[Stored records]
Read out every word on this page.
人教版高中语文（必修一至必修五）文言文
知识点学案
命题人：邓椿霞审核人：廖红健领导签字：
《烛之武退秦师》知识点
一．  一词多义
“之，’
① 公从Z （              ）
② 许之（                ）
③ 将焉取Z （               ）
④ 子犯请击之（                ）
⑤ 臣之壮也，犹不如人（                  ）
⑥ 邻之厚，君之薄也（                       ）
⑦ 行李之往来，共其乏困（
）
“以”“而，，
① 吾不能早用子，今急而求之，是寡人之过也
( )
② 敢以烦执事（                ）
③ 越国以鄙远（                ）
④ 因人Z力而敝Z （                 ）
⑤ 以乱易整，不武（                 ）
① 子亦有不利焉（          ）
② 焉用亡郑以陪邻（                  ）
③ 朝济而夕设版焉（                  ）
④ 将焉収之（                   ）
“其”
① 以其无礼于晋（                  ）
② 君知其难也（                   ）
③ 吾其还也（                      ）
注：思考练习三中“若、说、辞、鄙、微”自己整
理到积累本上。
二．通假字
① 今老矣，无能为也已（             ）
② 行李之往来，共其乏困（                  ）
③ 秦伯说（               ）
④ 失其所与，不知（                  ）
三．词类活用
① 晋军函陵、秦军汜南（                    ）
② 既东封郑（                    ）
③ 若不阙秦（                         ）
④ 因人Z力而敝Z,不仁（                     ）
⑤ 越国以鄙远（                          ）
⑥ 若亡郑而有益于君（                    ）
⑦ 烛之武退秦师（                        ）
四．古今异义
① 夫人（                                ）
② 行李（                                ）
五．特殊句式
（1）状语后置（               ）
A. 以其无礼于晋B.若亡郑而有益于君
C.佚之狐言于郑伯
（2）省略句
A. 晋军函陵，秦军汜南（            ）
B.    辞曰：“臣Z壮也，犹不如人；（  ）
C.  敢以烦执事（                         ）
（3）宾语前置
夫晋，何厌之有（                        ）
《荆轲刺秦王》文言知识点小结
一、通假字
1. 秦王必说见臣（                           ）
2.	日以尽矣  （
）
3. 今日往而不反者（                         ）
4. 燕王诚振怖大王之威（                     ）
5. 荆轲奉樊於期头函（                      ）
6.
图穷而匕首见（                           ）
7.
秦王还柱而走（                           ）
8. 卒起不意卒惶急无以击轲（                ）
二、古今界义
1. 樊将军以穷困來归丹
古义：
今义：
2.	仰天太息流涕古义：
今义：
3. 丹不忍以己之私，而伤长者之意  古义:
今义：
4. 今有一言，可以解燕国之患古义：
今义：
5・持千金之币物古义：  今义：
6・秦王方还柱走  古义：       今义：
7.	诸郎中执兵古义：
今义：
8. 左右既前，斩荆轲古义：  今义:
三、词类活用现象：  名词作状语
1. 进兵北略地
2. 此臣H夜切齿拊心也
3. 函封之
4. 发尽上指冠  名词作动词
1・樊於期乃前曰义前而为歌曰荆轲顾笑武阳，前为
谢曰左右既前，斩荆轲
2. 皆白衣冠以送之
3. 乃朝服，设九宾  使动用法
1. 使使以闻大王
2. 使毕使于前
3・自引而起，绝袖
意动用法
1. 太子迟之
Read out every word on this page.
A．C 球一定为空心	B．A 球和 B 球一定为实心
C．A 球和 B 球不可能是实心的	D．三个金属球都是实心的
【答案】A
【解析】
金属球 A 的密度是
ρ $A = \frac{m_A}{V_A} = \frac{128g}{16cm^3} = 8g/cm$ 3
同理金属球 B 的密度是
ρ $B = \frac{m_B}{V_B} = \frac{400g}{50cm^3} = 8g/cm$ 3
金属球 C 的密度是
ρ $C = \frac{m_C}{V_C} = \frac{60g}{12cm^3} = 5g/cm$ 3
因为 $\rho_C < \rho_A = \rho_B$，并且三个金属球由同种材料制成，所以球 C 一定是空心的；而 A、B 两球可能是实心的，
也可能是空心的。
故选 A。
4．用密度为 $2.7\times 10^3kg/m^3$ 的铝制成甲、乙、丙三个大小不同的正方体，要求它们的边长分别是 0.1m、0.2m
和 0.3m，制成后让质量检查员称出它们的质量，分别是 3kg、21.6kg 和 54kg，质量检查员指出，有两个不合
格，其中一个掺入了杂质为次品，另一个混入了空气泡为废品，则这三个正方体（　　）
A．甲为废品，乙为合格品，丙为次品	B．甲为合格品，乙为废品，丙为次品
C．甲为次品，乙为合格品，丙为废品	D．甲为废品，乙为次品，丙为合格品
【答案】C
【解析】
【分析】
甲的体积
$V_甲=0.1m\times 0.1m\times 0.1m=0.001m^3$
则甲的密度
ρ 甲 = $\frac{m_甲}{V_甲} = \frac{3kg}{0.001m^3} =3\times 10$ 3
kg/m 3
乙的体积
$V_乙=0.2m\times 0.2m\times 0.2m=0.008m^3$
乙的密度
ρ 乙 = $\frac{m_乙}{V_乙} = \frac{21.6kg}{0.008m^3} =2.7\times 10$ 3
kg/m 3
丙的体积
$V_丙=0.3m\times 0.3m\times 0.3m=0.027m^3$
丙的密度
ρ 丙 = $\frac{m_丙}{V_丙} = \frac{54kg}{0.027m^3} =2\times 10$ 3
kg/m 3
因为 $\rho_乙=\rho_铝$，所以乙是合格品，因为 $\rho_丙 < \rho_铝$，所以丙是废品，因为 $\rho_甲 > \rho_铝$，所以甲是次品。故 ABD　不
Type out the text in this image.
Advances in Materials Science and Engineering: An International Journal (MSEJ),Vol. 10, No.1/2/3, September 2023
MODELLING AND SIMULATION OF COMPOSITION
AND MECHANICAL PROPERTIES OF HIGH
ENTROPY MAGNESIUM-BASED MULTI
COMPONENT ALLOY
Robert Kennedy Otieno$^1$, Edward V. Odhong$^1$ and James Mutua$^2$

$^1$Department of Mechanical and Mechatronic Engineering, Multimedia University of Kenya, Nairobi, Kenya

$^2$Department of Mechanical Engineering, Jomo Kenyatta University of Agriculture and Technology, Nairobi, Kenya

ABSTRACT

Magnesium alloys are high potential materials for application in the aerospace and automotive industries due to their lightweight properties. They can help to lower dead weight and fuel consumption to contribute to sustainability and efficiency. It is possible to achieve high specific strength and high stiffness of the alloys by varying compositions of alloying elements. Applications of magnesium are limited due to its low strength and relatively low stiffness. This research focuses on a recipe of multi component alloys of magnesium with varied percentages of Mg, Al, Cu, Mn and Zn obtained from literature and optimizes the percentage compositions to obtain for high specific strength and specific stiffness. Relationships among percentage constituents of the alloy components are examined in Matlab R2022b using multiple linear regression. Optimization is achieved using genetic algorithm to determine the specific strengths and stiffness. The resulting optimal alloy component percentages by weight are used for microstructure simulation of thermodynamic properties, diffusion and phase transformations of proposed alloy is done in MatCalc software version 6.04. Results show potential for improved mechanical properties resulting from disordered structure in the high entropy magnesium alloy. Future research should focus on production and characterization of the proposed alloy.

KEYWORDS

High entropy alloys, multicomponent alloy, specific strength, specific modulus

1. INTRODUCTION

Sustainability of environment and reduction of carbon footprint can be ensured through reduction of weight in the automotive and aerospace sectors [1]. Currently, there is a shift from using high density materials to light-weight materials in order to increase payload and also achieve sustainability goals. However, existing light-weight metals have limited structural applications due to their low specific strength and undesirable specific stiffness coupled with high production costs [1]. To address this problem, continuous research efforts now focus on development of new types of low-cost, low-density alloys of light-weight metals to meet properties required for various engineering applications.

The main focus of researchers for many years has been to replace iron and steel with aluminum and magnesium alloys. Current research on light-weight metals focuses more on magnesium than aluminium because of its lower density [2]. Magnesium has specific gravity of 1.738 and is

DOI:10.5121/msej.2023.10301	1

**Do this:**
Output an exact copy of each record.

**Finished answer:**
Read out every word on this page.
人教版高中语文（必修一至必修五）文言文
知识点学案
命题人：邓椿霞审核人：廖红健领导签字：
《烛之武退秦师》知识点
一．  一词多义
“之，’
① 公从Z （              ）
② 许之（                ）
③ 将焉取Z （               ）
④ 子犯请击之（                ）
⑤ 臣之壮也，犹不如人（                  ）
⑥ 邻之厚，君之薄也（                       ）
⑦ 行李之往来，共其乏困（
）
“以”“而，，
① 吾不能早用子，今急而求之，是寡人之过也
( )
② 敢以烦执事（                ）
③ 越国以鄙远（                ）
④ 因人Z力而敝Z （                 ）
⑤ 以乱易整，不武（                 ）
① 子亦有不利焉（          ）
② 焉用亡郑以陪邻（                  ）
③ 朝济而夕设版焉（                  ）
④ 将焉収之（                   ）
“其”
① 以其无礼于晋（                  ）
② 君知其难也（                   ）
③ 吾其还也（                      ）
注：思考练习三中“若、说、辞、鄙、微”自己整
理到积累本上。
二．通假字
① 今老矣，无能为也已（             ）
② 行李之往来，共其乏困（                  ）
③ 秦伯说（               ）
④ 失其所与，不知（                  ）
三．词类活用
① 晋军函陵、秦军汜南（                    ）
② 既东封郑（                    ）
③ 若不阙秦（                         ）
④ 因人Z力而敝Z,不仁（                     ）
⑤ 越国以鄙远（                          ）
⑥ 若亡郑而有益于君（                    ）
⑦ 烛之武退秦师（                        ）
四．古今异义
① 夫人（                                ）
② 行李（                                ）
五．特殊句式
（1）状语后置（               ）
A. 以其无礼于晋B.若亡郑而有益于君
C.佚之狐言于郑伯
（2）省略句
A. 晋军函陵，秦军汜南（            ）
B.    辞曰：“臣Z壮也，犹不如人；（  ）
C.  敢以烦执事（                         ）
（3）宾语前置
夫晋，何厌之有（                        ）
《荆轲刺秦王》文言知识点小结
一、通假字
1. 秦王必说见臣（                           ）
2.	日以尽矣  （
）
3. 今日往而不反者（                         ）
4. 燕王诚振怖大王之威（                     ）
5. 荆轲奉樊於期头函（                      ）
6.
图穷而匕首见（                           ）
7.
秦王还柱而走（                           ）
8. 卒起不意卒惶急无以击轲（                ）
二、古今界义
1. 樊将军以穷困來归丹
古义：
今义：
2.	仰天太息流涕古义：
今义：
3. 丹不忍以己之私，而伤长者之意  古义:
今义：
4. 今有一言，可以解燕国之患古义：
今义：
5・持千金之币物古义：  今义：
6・秦王方还柱走  古义：       今义：
7.	诸郎中执兵古义：
今义：
8. 左右既前，斩荆轲古义：  今义:
三、词类活用现象：  名词作状语
1. 进兵北略地
2. 此臣H夜切齿拊心也
3. 函封之
4. 发尽上指冠  名词作动词
1・樊於期乃前曰义前而为歌曰荆轲顾笑武阳，前为
谢曰左右既前，斩荆轲
2. 皆白衣冠以送之
3. 乃朝服，设九宾  使动用法
1. 使使以闻大王
2. 使毕使于前
3・自引而起，绝袖
意动用法
1. 太子迟之
Read out every word on this page.
A．C 球一定为空心	B．A 球和 B 球一定为实心
C．A 球和 B 球不可能是实心的	D．三个金属球都是实心的
【答案】A
【解析】
金属球 A 的密度是
ρ $A = \frac{m_A}{V_A} = \frac{128g}{16cm^3} = 8g/cm$ 3
同理金属球 B 的密度是
ρ $B = \frac{m_B}{V_B} = \frac{400g}{50cm^3} = 8g/cm$ 3
金属球 C 的密度是
ρ $C = \frac{m_C}{V_C} = \frac{60g}{12cm^3} = 5g/cm$ 3
因为 $\rho_C < \rho_A = \rho_B$，并且三个金属球由同种材料制成，所以球 C 一定是空心的；而 A、B 两球可能是实心的，
也可能是空心的。
故选 A。
4．用密度为 $2.7\times 10^3kg/m^3$ 的铝制成甲、乙、丙三个大小不同的正方体，要求它们的边长分别是 0.1m、0.2m
和 0.3m，制成后让质量检查员称出它们的质量，分别是 3kg、21.6kg 和 54kg，质量检查员指出，有两个不合
格，其中一个掺入了杂质为次品，另一个混入了空气泡为废品，则这三个正方体（　　）
A．甲为废品，乙为合格品，丙为次品	B．甲为合格品，乙为废品，丙为次品
C．甲为次品，乙为合格品，丙为废品	D．甲为废品，乙为次品，丙为合格品
【答案】C
【解析】
【分析】
甲的体积
$V_甲=0.1m\times 0.1m\times 0.1m=0.001m^3$
则甲的密度
ρ 甲 = $\frac{m_甲}{V_甲} = \frac{3kg}{0.001m^3} =3\times 10$ 3
kg/m 3
乙的体积
$V_乙=0.2m\times 0.2m\times 0.2m=0.008m^3$
乙的密度
ρ 乙 = $\frac{m_乙}{V_乙} = \frac{21.6kg}{0.008m^3} =2.7\times 10$ 3
kg/m 3
丙的体积
$V_丙=0.3m\times 0.3m\times 0.3m=0.027m^3$
丙的密度
ρ 丙 = $\frac{m_丙}{V_丙} = \frac{54kg}{0.027m^3} =2\times 10$ 3
kg/m 3
因为 $\rho_乙=\rho_铝$，所以乙是合格品，因为 $\rho_丙 < \rho_铝$，所以丙是废品，因为 $\rho_甲 > \rho_铝$，所以甲是次品。故 ABD　不
Type out the text in this image.
Advances in Materials Science and Engineering: An International Journal (MSEJ),Vol. 10, No.1/2/3, September 2023
MODELLING AND SIMULATION OF COMPOSITION
AND MECHANICAL PROPERTIES OF HIGH
ENTROPY MAGNESIUM-BASED MULTI
COMPONENT ALLOY
Robert Kennedy Otieno$^1$, Edward V. Odhong$^1$ and James Mutua$^2$

$^1$Department of Mechanical and Mechatronic Engineering, Multimedia University of Kenya, Nairobi, Kenya

$^2$Department of Mechanical Engineering, Jomo Kenyatta University of Agriculture and Technology, Nairobi, Kenya

ABSTRACT

Magnesium alloys are high potential materials for application in the aerospace and automotive industries due to their lightweight properties. They can help to lower dead weight and fuel consumption to contribute to sustainability and efficiency. It is possible to achieve high specific strength and high stiffness of the alloys by varying compositions of alloying elements. Applications of magnesium are limited due to its low strength and relatively low stiffness. This research focuses on a recipe of multi component alloys of magnesium with varied percentages of Mg, Al, Cu, Mn and Zn obtained from literature and optimizes the percentage compositions to obtain for high specific strength and specific stiffness. Relationships among percentage constituents of the alloy components are examined in Matlab R2022b using multiple linear regression. Optimization is achieved using genetic algorithm to determine the specific strengths and stiffness. The resulting optimal alloy component percentages by weight are used for microstructure simulation of thermodynamic properties, diffusion and phase transformations of proposed alloy is done in MatCalc software version 6.04. Results show potential for improved mechanical properties resulting from disordered structure in the high entropy magnesium alloy. Future research should focus on production and characterization of the proposed alloy.

KEYWORDS

High entropy alloys, multicomponent alloy, specific strength, specific modulus

1. INTRODUCTION

Sustainability of environment and reduction of carbon footprint can be ensured through reduction of weight in the automotive and aerospace sectors [1]. Currently, there is a shift from using high density materials to light-weight materials in order to increase payload and also achieve sustainability goals. However, existing light-weight metals have limited structural applications due to their low specific strength and undesirable specific stiffness coupled with high production costs [1]. To address this problem, continuous research efforts now focus on development of new types of low-cost, low-density alloys of light-weight metals to meet properties required for various engineering applications.

The main focus of researchers for many years has been to replace iron and steel with aluminum and magnesium alloys. Current research on light-weight metals focuses more on magnesium than aluminium because of its lower density [2]. Magnesium has specific gravity of 1.738 and is

DOI:10.5121/msej.2023.10301	1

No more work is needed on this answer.